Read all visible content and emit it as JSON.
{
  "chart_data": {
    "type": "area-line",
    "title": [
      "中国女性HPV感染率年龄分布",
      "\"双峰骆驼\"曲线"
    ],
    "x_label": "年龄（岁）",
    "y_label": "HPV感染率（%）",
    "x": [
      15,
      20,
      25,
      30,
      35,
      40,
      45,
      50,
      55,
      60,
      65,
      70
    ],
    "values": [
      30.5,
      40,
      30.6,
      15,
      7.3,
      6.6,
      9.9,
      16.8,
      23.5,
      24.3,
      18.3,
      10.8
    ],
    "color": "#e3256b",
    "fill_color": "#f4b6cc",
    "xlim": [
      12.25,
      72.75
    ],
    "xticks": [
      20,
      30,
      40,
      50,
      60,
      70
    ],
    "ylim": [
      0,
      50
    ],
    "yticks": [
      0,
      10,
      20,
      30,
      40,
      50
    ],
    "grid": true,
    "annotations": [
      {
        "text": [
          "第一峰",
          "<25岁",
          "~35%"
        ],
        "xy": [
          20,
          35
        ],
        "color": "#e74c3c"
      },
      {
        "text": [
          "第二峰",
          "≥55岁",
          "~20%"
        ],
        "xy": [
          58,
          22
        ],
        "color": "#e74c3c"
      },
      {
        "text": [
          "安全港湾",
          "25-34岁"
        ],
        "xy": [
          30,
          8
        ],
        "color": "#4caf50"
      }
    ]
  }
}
= = = =
Write out every record shown above, word for word.

Read all visible content and emit it as JSON.
{
  "chart_data": {
    "type": "area-line",
    "title": [
      "中国女性HPV感染率年龄分布",
      "\"双峰骆驼\"曲线"
    ],
    "x_label": "年龄（岁）",
    "y_label": "HPV感染率（%）",
    "x": [
      15,
      20,
      25,
      30,
      35,
      40,
      45,
      50,
      55,
      60,
      65,
      70
    ],
    "values": [
      30.5,
      40,
      30.6,
      15,
      7.3,
      6.6,
      9.9,
      16.8,
      23.5,
      24.3,
      18.3,
      10.8
    ],
    "color": "#e3256b",
    "fill_color": "#f4b6cc",
    "xlim": [
      12.25,
      72.75
    ],
    "xticks": [
      20,
      30,
      40,
      50,
      60,
      70
    ],
    "ylim": [
      0,
      50
    ],
    "yticks": [
      0,
      10,
      20,
      30,
      40,
      50
    ],
    "grid": true,
    "annotations": [
      {
        "text": [
          "第一峰",
          "<25岁",
          "~35%"
        ],
        "xy": [
          20,
          35
        ],
        "color": "#e74c3c"
      },
      {
        "text": [
          "第二峰",
          "≥55岁",
          "~20%"
        ],
        "xy": [
          58,
          22
        ],
        "color": "#e74c3c"
      },
      {
        "text": [
          "安全港湾",
          "25-34岁"
        ],
        "xy": [
          30,
          8
        ],
        "color": "#4caf50"
      }
    ]
  }
}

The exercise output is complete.